-- Start PROVIDED INFORMATION --
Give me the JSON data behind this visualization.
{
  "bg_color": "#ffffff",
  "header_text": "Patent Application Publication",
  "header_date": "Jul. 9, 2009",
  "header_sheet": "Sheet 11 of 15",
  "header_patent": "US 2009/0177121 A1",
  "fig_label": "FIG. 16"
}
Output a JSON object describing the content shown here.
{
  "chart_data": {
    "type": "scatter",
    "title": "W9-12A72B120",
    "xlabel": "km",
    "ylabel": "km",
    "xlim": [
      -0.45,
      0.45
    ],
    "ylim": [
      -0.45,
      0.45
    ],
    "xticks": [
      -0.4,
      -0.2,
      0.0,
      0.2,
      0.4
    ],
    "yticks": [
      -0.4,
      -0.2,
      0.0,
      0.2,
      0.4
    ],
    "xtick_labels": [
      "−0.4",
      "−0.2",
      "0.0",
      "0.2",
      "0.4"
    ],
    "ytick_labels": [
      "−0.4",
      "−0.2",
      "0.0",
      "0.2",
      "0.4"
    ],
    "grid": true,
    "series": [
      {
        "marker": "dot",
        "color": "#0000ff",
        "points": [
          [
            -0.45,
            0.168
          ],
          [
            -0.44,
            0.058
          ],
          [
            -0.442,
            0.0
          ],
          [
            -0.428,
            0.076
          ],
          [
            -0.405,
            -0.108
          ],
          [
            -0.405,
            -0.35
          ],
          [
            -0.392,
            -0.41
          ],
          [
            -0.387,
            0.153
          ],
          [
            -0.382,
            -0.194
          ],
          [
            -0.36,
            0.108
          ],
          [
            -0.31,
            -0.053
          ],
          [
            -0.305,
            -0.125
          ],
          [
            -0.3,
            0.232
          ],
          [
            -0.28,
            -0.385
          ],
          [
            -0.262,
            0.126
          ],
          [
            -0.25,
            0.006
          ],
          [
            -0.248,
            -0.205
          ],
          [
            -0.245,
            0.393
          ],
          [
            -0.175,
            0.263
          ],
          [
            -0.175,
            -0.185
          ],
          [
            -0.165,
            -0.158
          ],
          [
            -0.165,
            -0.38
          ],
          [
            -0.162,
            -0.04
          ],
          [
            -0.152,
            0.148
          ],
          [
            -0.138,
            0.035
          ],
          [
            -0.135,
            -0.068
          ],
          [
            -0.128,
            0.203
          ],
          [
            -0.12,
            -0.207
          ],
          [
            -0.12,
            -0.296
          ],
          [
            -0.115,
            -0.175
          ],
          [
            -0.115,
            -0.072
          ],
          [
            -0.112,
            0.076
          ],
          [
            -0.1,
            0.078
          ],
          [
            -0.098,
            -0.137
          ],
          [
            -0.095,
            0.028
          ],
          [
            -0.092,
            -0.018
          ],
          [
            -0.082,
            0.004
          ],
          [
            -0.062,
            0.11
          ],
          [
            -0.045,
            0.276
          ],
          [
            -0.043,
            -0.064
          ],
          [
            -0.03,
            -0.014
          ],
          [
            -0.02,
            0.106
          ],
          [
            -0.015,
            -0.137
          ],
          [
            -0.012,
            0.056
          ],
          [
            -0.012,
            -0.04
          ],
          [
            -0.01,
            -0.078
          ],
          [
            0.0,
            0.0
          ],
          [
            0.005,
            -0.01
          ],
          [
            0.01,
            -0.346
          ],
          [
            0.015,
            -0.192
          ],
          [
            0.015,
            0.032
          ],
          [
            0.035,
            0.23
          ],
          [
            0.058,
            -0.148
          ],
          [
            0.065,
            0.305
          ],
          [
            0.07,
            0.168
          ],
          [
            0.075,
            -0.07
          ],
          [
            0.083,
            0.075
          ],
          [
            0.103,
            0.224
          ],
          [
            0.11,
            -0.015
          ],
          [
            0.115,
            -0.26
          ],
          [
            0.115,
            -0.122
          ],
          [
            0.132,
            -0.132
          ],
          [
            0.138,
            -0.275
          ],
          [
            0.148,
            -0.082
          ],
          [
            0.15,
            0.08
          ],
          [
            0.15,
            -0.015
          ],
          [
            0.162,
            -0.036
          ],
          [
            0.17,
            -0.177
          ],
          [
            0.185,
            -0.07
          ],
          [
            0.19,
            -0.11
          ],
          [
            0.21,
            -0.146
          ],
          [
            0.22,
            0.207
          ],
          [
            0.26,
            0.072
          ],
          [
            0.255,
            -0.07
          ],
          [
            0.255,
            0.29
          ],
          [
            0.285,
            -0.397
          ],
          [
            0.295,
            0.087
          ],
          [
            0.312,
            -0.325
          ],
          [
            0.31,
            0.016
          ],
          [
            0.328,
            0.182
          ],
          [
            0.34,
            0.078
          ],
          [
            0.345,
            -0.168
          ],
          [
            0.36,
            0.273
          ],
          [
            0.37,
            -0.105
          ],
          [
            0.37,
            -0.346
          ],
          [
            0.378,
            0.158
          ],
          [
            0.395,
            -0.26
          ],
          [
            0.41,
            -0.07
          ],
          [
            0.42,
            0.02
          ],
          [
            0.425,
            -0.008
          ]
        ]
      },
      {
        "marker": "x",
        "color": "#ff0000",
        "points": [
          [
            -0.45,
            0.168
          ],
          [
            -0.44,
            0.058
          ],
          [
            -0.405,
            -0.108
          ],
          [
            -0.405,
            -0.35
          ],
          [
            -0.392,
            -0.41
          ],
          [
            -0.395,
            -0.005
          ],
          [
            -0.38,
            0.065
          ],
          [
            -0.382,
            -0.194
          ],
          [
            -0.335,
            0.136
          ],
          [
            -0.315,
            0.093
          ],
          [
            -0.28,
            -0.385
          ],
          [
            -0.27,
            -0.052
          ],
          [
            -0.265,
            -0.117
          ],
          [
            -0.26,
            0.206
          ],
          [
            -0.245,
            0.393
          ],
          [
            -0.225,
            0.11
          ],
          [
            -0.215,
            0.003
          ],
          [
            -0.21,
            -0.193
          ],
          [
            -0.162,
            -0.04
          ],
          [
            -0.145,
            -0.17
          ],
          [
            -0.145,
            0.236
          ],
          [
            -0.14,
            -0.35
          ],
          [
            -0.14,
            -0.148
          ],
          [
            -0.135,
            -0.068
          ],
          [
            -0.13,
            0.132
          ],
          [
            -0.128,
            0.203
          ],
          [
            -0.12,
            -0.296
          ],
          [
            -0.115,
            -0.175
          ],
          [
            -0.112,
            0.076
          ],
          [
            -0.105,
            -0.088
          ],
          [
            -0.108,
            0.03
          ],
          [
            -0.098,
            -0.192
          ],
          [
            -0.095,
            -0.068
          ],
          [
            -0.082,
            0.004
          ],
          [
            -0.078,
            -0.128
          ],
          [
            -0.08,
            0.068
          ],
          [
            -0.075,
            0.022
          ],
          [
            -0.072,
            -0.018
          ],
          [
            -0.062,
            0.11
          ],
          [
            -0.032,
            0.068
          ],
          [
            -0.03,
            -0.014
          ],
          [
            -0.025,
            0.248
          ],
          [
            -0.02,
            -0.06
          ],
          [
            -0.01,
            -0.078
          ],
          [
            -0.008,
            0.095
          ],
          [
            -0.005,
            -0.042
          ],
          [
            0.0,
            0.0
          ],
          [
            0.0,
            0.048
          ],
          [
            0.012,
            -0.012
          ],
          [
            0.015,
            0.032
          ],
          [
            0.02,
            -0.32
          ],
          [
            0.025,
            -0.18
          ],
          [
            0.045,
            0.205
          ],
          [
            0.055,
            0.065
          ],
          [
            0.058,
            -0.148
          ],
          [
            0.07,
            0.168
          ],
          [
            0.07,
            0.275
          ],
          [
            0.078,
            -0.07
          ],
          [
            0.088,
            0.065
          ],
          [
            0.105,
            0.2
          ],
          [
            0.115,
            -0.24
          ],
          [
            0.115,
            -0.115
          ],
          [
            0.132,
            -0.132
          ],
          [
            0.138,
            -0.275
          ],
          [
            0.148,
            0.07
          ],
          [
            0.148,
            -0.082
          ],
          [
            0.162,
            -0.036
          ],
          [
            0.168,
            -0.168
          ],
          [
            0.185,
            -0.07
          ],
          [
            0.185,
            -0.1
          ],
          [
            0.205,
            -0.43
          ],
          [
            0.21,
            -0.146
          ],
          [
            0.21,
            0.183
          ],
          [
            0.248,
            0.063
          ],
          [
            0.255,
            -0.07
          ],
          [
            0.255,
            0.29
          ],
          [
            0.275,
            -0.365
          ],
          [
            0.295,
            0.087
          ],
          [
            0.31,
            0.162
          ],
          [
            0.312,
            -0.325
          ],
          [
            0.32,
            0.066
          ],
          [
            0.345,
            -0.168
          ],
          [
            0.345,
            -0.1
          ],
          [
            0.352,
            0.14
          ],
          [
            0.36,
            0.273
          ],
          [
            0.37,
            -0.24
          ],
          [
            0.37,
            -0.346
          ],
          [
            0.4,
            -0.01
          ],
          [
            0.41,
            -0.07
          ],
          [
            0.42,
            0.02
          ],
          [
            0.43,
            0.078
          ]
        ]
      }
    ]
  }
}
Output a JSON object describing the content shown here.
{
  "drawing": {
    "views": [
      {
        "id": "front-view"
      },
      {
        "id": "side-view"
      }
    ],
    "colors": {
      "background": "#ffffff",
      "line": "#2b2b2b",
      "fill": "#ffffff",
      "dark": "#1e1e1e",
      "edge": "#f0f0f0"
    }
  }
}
-- End PROVIDED INFORMATION --
§ **WHAT IS EXPECTED**: Gather up the lines that contain the word "ffffff".

§ **RESPONSE**:
  "bg_color": "#ffffff",
      "background": "#ffffff",
      "fill": "#ffffff",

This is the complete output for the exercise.